- _Information shown_:
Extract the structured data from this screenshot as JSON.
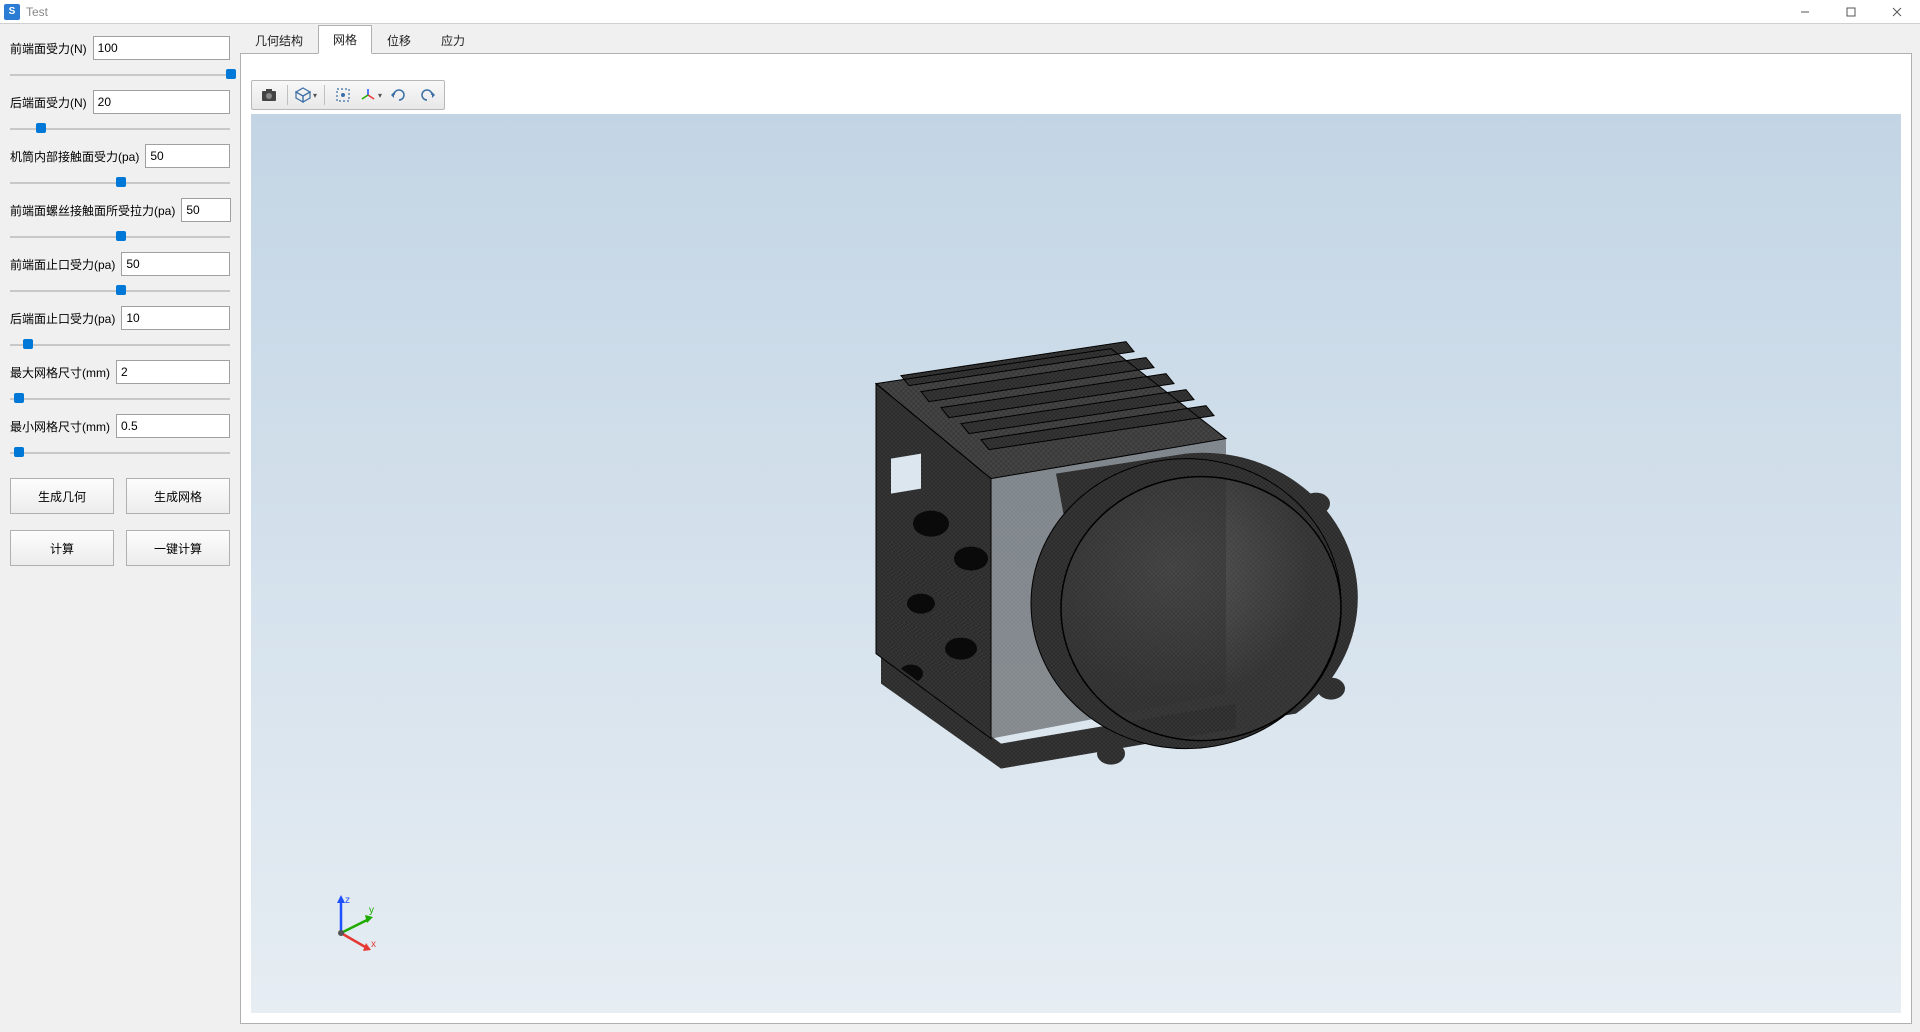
{
  "window": {
    "title": "Test",
    "icon_letter": "S"
  },
  "sidebar": {
    "params": [
      {
        "label": "前端面受力(N)",
        "value": "100",
        "slider_pct": 98
      },
      {
        "label": "后端面受力(N)",
        "value": "20",
        "slider_pct": 12
      },
      {
        "label": "机筒内部接触面受力(pa)",
        "value": "50",
        "slider_pct": 48
      },
      {
        "label": "前端面螺丝接触面所受拉力(pa)",
        "value": "50",
        "slider_pct": 48
      },
      {
        "label": "前端面止口受力(pa)",
        "value": "50",
        "slider_pct": 48
      },
      {
        "label": "后端面止口受力(pa)",
        "value": "10",
        "slider_pct": 6
      },
      {
        "label": "最大网格尺寸(mm)",
        "value": "2",
        "slider_pct": 2
      },
      {
        "label": "最小网格尺寸(mm)",
        "value": "0.5",
        "slider_pct": 2
      }
    ],
    "buttons": {
      "gen_geometry": "生成几何",
      "gen_mesh": "生成网格",
      "compute": "计算",
      "one_click": "一键计算"
    }
  },
  "tabs": [
    {
      "label": "几何结构",
      "active": false
    },
    {
      "label": "网格",
      "active": true
    },
    {
      "label": "位移",
      "active": false
    },
    {
      "label": "应力",
      "active": false
    }
  ],
  "axis": {
    "x": "x",
    "y": "y",
    "z": "z",
    "x_color": "#e53935",
    "y_color": "#1faa00",
    "z_color": "#1e50ff"
  },
  "viewer": {
    "toolbar_bg": "#eeeeee",
    "viewport_top_color": "#c3d5e5",
    "viewport_bottom_color": "#e6edf3",
    "mesh_color": "#1a1a1a"
  }
}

- _Your task_:
Among these entries, how many lines include the string "value"? Reply with the number by itself.

- _Answer to this exercise_:
8